## Entries supplied
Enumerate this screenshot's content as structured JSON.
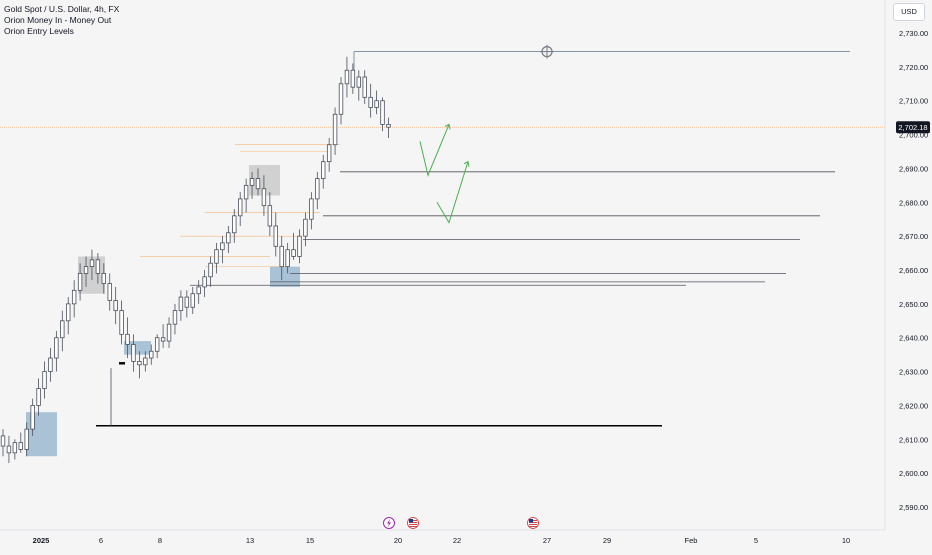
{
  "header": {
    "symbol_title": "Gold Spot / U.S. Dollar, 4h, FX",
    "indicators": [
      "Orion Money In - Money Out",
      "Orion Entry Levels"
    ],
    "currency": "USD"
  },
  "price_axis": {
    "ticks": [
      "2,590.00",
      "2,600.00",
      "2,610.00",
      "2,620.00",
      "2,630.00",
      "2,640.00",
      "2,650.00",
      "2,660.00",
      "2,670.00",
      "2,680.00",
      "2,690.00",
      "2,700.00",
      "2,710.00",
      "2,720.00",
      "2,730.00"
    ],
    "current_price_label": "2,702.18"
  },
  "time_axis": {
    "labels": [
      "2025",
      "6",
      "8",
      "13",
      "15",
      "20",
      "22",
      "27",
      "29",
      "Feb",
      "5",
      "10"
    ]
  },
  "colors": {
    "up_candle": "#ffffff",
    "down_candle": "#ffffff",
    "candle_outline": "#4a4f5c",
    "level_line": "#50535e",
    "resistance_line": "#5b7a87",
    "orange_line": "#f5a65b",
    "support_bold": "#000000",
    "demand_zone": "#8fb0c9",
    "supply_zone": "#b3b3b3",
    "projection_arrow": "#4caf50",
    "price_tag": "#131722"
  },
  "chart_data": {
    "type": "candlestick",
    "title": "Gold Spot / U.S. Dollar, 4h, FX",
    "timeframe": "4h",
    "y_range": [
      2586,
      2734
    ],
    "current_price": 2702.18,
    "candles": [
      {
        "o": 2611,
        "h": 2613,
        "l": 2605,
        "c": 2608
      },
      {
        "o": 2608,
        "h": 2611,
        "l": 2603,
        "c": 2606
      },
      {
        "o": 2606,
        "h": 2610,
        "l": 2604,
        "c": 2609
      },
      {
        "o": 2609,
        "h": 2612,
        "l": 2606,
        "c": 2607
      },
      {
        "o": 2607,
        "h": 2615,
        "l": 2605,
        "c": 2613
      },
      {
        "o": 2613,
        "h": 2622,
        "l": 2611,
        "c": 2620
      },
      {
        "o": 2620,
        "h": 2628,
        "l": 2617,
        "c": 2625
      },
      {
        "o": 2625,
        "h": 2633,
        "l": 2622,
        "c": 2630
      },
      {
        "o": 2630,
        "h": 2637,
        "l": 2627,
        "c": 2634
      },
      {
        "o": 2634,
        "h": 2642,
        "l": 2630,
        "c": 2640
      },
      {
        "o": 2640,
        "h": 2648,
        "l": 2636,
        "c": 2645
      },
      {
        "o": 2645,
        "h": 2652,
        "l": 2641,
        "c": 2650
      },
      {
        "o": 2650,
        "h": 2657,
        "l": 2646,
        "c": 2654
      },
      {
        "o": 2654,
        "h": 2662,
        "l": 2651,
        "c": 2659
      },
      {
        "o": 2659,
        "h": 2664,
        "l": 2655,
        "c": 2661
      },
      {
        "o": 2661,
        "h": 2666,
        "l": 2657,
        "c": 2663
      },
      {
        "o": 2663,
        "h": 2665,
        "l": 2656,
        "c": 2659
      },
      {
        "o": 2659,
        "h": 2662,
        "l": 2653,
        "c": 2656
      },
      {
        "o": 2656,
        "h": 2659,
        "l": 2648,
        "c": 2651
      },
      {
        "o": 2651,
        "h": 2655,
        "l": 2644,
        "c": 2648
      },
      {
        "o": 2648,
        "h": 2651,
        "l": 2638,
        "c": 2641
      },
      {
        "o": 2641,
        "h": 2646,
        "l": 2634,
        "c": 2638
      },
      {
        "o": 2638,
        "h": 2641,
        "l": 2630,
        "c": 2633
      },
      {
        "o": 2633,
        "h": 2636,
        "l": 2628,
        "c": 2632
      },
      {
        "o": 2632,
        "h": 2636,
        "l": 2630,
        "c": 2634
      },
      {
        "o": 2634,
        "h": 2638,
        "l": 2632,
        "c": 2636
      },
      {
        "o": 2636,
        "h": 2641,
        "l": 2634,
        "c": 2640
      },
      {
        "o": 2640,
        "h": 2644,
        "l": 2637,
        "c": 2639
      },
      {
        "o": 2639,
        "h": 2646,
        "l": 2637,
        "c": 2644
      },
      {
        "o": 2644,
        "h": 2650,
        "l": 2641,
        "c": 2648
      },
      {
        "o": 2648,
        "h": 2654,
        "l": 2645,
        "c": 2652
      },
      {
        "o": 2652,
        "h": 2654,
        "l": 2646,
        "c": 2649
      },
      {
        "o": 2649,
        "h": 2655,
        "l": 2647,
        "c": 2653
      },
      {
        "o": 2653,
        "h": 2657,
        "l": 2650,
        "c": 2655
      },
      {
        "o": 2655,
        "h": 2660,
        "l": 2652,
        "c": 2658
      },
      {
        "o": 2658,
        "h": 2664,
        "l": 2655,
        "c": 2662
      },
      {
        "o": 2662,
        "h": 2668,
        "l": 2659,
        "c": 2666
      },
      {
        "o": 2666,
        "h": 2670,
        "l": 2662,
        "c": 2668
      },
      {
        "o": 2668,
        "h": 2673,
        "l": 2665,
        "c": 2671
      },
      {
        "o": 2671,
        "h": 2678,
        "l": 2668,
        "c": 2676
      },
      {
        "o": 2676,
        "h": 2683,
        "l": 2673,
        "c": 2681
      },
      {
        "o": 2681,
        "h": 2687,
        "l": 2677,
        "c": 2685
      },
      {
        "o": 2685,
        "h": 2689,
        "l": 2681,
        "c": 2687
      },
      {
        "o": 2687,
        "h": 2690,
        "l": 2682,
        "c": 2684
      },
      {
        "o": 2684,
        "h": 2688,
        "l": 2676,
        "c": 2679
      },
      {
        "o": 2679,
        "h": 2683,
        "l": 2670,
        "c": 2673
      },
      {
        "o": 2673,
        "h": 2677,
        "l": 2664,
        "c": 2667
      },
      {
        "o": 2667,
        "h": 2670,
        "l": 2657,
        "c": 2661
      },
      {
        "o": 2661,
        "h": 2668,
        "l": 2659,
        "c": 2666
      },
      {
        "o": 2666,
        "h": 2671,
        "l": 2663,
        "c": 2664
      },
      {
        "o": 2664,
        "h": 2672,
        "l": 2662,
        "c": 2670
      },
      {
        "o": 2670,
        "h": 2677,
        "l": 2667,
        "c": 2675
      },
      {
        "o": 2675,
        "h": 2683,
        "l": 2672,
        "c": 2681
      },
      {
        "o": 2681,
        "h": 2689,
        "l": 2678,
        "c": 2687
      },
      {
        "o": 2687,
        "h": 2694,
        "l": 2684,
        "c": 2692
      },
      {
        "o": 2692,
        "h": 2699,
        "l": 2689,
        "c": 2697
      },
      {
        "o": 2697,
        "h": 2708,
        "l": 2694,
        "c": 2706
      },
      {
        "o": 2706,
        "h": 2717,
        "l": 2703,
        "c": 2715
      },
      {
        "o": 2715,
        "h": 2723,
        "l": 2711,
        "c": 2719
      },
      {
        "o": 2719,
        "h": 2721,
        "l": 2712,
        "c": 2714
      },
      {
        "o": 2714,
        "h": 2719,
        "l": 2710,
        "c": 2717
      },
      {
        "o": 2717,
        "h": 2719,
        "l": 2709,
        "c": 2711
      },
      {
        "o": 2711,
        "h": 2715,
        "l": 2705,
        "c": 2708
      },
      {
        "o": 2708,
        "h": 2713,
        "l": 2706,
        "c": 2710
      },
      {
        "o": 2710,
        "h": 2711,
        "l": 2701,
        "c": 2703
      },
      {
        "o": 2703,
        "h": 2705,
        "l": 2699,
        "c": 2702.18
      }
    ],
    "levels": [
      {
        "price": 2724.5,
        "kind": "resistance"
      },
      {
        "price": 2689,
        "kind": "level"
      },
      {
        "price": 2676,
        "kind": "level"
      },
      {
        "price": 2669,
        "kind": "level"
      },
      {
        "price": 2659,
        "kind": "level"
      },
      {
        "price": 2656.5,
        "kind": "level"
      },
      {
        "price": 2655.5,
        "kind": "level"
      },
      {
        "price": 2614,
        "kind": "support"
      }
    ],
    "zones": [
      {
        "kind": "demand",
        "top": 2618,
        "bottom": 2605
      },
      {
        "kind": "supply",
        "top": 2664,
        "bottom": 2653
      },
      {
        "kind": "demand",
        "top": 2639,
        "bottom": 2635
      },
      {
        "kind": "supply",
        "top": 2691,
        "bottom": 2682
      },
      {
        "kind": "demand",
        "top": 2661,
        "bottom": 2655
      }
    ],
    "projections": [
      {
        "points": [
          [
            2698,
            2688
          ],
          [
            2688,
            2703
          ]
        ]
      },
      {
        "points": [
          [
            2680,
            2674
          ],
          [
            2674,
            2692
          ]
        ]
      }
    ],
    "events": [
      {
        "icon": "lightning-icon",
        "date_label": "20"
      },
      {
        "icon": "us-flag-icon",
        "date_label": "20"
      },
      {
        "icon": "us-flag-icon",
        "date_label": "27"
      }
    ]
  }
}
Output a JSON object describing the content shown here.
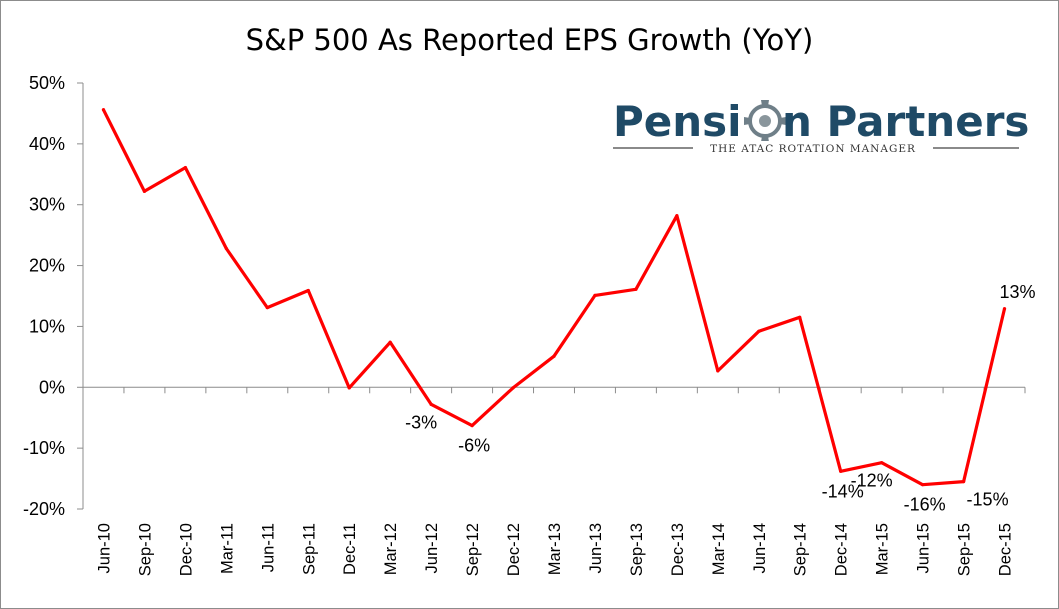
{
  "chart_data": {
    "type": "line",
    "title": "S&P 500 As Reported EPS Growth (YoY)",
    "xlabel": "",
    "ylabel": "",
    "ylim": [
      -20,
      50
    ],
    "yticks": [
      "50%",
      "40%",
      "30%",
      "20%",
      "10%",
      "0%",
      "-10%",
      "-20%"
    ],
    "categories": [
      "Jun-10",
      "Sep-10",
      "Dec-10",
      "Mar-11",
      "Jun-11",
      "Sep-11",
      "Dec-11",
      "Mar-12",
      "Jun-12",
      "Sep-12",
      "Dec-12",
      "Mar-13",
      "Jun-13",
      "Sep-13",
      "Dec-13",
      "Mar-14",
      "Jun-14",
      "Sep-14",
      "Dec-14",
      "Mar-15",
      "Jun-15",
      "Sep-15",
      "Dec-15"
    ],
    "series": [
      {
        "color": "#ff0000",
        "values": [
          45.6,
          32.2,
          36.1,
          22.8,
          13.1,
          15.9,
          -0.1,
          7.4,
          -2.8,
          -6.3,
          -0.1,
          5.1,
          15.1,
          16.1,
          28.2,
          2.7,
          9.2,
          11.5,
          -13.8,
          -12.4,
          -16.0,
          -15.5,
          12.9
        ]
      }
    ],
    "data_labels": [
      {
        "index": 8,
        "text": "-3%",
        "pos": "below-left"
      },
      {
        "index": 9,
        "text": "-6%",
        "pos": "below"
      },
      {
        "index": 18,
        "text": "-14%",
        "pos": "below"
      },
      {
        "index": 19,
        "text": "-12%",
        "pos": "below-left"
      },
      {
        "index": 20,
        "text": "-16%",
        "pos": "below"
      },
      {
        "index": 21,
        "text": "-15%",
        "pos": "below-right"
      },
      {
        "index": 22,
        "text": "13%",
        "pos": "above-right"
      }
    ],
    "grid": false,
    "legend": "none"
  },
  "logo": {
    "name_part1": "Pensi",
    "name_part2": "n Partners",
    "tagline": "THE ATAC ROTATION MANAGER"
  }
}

## Problem
Copy, from the material, each line that holds the string "index".

## Solution to this exercise
        "index": 8,
        "index": 9,
        "index": 18,
        "index": 19,
        "index": 20,
        "index": 21,
        "index": 22,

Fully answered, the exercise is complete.